### PROBLEM STATEMENT
Please write out the material that follows, exactly as it stands.

### PROVIDED DATA
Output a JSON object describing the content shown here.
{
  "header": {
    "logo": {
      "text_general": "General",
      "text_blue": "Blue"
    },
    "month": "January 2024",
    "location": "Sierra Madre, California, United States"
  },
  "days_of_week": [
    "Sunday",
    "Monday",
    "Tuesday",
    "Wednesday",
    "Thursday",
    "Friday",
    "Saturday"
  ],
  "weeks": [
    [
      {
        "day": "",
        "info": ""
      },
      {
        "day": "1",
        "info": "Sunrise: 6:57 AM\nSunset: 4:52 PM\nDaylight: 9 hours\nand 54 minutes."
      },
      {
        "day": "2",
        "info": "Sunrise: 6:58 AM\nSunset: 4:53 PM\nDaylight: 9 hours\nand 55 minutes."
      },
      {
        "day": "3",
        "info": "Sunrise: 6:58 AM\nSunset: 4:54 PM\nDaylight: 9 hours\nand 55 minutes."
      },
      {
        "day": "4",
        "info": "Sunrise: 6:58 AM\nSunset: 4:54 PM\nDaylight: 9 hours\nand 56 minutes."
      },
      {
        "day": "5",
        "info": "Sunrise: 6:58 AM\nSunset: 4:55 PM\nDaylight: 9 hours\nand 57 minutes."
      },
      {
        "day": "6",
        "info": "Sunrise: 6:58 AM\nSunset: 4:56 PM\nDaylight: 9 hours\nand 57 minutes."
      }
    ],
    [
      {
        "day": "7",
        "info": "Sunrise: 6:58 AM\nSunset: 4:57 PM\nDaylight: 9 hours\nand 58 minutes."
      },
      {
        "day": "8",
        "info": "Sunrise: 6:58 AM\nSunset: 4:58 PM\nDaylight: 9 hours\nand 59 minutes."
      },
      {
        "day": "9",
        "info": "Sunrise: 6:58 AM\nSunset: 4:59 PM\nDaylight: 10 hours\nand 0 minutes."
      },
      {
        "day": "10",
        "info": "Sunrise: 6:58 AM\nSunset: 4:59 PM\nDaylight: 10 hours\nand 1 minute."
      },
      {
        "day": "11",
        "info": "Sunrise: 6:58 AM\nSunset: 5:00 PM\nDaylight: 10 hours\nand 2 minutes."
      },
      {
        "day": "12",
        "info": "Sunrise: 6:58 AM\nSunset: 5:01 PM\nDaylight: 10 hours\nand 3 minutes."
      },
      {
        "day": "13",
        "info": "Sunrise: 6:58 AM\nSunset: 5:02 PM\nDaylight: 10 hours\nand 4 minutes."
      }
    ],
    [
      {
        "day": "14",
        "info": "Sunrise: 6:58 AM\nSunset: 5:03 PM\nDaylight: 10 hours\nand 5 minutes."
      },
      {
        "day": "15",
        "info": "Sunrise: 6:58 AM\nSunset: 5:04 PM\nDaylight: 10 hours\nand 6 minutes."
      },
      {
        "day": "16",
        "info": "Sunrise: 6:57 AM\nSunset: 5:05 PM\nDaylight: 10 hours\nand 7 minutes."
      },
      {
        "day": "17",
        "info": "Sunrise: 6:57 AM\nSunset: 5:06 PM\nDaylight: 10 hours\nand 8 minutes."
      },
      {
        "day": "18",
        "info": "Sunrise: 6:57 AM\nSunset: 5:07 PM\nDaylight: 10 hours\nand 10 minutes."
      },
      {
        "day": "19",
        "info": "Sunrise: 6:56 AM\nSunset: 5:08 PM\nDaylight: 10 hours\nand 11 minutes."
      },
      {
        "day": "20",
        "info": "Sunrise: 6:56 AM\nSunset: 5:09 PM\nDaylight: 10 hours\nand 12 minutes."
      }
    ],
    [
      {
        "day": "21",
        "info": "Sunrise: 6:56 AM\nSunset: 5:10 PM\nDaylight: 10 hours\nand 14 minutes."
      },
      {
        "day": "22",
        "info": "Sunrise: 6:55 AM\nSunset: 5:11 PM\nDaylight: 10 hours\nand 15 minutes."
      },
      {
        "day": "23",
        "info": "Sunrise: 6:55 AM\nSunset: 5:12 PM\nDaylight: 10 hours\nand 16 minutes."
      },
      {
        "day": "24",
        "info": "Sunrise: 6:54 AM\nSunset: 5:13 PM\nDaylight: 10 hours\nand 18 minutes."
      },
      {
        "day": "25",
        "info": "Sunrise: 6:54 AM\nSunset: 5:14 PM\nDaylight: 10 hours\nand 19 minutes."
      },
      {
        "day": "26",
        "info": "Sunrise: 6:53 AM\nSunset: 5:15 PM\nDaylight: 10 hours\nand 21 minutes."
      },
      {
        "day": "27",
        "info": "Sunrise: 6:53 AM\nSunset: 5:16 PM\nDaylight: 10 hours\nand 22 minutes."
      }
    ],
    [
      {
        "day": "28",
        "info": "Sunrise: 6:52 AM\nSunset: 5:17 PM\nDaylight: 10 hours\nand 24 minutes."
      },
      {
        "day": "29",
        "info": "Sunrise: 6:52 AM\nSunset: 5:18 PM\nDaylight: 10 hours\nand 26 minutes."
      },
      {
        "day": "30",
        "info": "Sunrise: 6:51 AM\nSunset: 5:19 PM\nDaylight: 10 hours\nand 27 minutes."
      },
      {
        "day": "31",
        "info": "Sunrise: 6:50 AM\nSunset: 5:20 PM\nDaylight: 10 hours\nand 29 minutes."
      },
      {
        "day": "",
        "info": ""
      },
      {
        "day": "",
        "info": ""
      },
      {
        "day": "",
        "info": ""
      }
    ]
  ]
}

### EXPECTED ANSWER
Output a JSON object describing the content shown here.
{
  "header": {
    "logo": {
      "text_general": "General",
      "text_blue": "Blue"
    },
    "month": "January 2024",
    "location": "Sierra Madre, California, United States"
  },
  "days_of_week": [
    "Sunday",
    "Monday",
    "Tuesday",
    "Wednesday",
    "Thursday",
    "Friday",
    "Saturday"
  ],
  "weeks": [
    [
      {
        "day": "",
        "info": ""
      },
      {
        "day": "1",
        "info": "Sunrise: 6:57 AM\nSunset: 4:52 PM\nDaylight: 9 hours\nand 54 minutes."
      },
      {
        "day": "2",
        "info": "Sunrise: 6:58 AM\nSunset: 4:53 PM\nDaylight: 9 hours\nand 55 minutes."
      },
      {
        "day": "3",
        "info": "Sunrise: 6:58 AM\nSunset: 4:54 PM\nDaylight: 9 hours\nand 55 minutes."
      },
      {
        "day": "4",
        "info": "Sunrise: 6:58 AM\nSunset: 4:54 PM\nDaylight: 9 hours\nand 56 minutes."
      },
      {
        "day": "5",
        "info": "Sunrise: 6:58 AM\nSunset: 4:55 PM\nDaylight: 9 hours\nand 57 minutes."
      },
      {
        "day": "6",
        "info": "Sunrise: 6:58 AM\nSunset: 4:56 PM\nDaylight: 9 hours\nand 57 minutes."
      }
    ],
    [
      {
        "day": "7",
        "info": "Sunrise: 6:58 AM\nSunset: 4:57 PM\nDaylight: 9 hours\nand 58 minutes."
      },
      {
        "day": "8",
        "info": "Sunrise: 6:58 AM\nSunset: 4:58 PM\nDaylight: 9 hours\nand 59 minutes."
      },
      {
        "day": "9",
        "info": "Sunrise: 6:58 AM\nSunset: 4:59 PM\nDaylight: 10 hours\nand 0 minutes."
      },
      {
        "day": "10",
        "info": "Sunrise: 6:58 AM\nSunset: 4:59 PM\nDaylight: 10 hours\nand 1 minute."
      },
      {
        "day": "11",
        "info": "Sunrise: 6:58 AM\nSunset: 5:00 PM\nDaylight: 10 hours\nand 2 minutes."
      },
      {
        "day": "12",
        "info": "Sunrise: 6:58 AM\nSunset: 5:01 PM\nDaylight: 10 hours\nand 3 minutes."
      },
      {
        "day": "13",
        "info": "Sunrise: 6:58 AM\nSunset: 5:02 PM\nDaylight: 10 hours\nand 4 minutes."
      }
    ],
    [
      {
        "day": "14",
        "info": "Sunrise: 6:58 AM\nSunset: 5:03 PM\nDaylight: 10 hours\nand 5 minutes."
      },
      {
        "day": "15",
        "info": "Sunrise: 6:58 AM\nSunset: 5:04 PM\nDaylight: 10 hours\nand 6 minutes."
      },
      {
        "day": "16",
        "info": "Sunrise: 6:57 AM\nSunset: 5:05 PM\nDaylight: 10 hours\nand 7 minutes."
      },
      {
        "day": "17",
        "info": "Sunrise: 6:57 AM\nSunset: 5:06 PM\nDaylight: 10 hours\nand 8 minutes."
      },
      {
        "day": "18",
        "info": "Sunrise: 6:57 AM\nSunset: 5:07 PM\nDaylight: 10 hours\nand 10 minutes."
      },
      {
        "day": "19",
        "info": "Sunrise: 6:56 AM\nSunset: 5:08 PM\nDaylight: 10 hours\nand 11 minutes."
      },
      {
        "day": "20",
        "info": "Sunrise: 6:56 AM\nSunset: 5:09 PM\nDaylight: 10 hours\nand 12 minutes."
      }
    ],
    [
      {
        "day": "21",
        "info": "Sunrise: 6:56 AM\nSunset: 5:10 PM\nDaylight: 10 hours\nand 14 minutes."
      },
      {
        "day": "22",
        "info": "Sunrise: 6:55 AM\nSunset: 5:11 PM\nDaylight: 10 hours\nand 15 minutes."
      },
      {
        "day": "23",
        "info": "Sunrise: 6:55 AM\nSunset: 5:12 PM\nDaylight: 10 hours\nand 16 minutes."
      },
      {
        "day": "24",
        "info": "Sunrise: 6:54 AM\nSunset: 5:13 PM\nDaylight: 10 hours\nand 18 minutes."
      },
      {
        "day": "25",
        "info": "Sunrise: 6:54 AM\nSunset: 5:14 PM\nDaylight: 10 hours\nand 19 minutes."
      },
      {
        "day": "26",
        "info": "Sunrise: 6:53 AM\nSunset: 5:15 PM\nDaylight: 10 hours\nand 21 minutes."
      },
      {
        "day": "27",
        "info": "Sunrise: 6:53 AM\nSunset: 5:16 PM\nDaylight: 10 hours\nand 22 minutes."
      }
    ],
    [
      {
        "day": "28",
        "info": "Sunrise: 6:52 AM\nSunset: 5:17 PM\nDaylight: 10 hours\nand 24 minutes."
      },
      {
        "day": "29",
        "info": "Sunrise: 6:52 AM\nSunset: 5:18 PM\nDaylight: 10 hours\nand 26 minutes."
      },
      {
        "day": "30",
        "info": "Sunrise: 6:51 AM\nSunset: 5:19 PM\nDaylight: 10 hours\nand 27 minutes."
      },
      {
        "day": "31",
        "info": "Sunrise: 6:50 AM\nSunset: 5:20 PM\nDaylight: 10 hours\nand 29 minutes."
      },
      {
        "day": "",
        "info": ""
      },
      {
        "day": "",
        "info": ""
      },
      {
        "day": "",
        "info": ""
      }
    ]
  ]
}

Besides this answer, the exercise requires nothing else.